__Extracted records__
______________________________

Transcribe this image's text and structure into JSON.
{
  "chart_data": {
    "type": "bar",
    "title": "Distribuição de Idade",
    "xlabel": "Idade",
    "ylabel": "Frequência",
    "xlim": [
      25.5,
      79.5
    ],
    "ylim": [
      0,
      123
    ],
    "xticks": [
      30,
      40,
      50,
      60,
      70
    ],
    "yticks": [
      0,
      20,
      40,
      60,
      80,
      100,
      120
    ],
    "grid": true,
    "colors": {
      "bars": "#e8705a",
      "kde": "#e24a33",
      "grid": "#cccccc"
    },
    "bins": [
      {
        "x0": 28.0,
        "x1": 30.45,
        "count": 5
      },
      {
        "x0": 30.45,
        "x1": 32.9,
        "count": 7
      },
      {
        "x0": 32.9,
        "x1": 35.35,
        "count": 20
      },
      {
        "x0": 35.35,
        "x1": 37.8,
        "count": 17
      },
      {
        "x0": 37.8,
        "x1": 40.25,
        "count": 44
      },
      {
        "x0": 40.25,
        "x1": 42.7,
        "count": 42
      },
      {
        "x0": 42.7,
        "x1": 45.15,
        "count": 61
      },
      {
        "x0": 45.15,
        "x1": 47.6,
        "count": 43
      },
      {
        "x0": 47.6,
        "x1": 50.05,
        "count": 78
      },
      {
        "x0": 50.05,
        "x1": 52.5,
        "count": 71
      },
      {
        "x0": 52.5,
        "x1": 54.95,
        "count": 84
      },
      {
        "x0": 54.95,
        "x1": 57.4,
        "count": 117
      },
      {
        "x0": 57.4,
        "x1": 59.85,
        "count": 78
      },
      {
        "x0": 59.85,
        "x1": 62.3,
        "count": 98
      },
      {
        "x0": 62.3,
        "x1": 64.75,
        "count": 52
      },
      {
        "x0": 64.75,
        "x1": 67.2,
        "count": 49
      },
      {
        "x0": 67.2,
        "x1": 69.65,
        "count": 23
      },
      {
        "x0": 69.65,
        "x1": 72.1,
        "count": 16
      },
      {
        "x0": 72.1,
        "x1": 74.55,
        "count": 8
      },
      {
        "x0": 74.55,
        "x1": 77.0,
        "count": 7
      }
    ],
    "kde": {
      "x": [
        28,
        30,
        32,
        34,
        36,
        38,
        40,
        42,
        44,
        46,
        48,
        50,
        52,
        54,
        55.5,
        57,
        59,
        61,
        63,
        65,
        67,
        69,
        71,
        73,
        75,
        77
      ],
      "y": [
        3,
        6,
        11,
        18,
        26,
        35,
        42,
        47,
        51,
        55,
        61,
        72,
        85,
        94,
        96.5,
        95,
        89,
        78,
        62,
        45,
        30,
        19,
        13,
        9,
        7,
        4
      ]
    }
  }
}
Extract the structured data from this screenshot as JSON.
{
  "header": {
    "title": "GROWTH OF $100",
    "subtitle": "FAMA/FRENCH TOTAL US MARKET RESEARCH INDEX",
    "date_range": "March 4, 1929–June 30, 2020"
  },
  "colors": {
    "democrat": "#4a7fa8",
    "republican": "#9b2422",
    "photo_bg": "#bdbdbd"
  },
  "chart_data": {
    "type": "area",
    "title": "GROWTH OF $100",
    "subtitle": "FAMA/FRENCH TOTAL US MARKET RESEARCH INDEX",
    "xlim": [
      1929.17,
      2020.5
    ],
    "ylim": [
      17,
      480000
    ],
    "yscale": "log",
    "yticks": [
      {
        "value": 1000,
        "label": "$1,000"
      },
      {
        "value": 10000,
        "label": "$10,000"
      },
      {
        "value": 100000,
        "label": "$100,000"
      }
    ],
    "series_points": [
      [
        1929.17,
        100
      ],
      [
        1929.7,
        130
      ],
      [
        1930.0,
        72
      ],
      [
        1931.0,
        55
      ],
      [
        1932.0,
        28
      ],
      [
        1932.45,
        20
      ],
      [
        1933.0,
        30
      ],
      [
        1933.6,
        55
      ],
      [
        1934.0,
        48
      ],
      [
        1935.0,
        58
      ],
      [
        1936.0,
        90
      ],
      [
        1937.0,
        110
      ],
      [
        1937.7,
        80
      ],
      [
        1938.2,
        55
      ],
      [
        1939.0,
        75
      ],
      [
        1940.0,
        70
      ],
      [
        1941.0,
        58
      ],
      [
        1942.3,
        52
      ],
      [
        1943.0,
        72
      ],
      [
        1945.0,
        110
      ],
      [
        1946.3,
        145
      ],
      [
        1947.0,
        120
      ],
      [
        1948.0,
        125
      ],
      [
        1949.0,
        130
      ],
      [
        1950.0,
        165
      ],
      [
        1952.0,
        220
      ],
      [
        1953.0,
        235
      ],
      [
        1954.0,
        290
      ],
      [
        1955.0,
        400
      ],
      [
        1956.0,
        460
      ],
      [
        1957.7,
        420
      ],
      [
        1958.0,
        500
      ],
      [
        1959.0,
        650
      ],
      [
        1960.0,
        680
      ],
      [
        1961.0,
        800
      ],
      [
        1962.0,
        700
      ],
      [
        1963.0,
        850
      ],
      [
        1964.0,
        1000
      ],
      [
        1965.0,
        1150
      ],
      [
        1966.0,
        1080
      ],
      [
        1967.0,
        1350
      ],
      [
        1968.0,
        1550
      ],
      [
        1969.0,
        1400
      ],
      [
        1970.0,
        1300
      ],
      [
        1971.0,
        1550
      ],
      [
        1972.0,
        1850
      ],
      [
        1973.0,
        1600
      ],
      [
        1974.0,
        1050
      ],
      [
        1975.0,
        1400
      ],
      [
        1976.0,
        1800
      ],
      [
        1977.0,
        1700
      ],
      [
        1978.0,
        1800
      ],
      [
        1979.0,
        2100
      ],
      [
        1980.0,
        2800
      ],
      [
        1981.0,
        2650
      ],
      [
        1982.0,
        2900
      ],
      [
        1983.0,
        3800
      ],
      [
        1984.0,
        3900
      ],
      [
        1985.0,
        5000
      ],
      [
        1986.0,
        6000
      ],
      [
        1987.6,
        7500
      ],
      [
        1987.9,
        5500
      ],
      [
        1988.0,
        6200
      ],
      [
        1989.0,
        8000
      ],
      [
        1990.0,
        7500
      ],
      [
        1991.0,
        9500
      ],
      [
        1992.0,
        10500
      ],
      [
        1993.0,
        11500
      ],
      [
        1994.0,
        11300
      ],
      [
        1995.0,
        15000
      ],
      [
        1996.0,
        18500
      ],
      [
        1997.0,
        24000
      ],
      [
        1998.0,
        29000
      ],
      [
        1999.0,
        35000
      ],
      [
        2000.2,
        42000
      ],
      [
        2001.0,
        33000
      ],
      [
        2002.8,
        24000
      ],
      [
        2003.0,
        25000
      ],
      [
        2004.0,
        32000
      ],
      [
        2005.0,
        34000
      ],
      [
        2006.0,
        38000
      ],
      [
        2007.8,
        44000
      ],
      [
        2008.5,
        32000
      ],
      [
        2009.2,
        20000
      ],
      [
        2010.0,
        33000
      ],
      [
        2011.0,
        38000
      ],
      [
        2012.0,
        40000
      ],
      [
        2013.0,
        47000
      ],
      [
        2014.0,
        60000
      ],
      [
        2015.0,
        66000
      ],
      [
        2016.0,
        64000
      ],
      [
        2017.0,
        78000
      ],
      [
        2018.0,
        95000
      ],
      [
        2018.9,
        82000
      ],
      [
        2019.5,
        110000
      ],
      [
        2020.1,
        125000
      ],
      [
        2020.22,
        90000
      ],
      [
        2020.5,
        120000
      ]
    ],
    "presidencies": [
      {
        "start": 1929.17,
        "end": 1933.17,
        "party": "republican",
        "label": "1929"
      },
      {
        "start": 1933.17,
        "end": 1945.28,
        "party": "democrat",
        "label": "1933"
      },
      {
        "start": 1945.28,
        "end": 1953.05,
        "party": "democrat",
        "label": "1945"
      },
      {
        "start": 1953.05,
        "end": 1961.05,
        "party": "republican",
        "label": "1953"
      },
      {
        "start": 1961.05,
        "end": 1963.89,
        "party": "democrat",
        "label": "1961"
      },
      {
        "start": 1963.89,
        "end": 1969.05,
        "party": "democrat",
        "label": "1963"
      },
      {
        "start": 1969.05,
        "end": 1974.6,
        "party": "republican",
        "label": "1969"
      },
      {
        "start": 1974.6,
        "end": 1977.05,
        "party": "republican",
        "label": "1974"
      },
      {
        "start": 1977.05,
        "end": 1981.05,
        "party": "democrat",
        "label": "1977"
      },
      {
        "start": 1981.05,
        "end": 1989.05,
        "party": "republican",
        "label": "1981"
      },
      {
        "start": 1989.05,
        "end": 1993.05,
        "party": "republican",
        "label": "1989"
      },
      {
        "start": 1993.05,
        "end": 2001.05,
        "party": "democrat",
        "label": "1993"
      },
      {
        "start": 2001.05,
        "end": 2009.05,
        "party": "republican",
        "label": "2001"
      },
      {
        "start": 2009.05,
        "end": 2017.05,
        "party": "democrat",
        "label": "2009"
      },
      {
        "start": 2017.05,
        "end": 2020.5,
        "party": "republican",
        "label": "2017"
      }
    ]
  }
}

______________________________

__What is expected__
Identify the lines of the entries containing the string "this". Copy each such line.

__Response__
Transcribe this image's text and structure into JSON.
Extract the structured data from this screenshot as JSON.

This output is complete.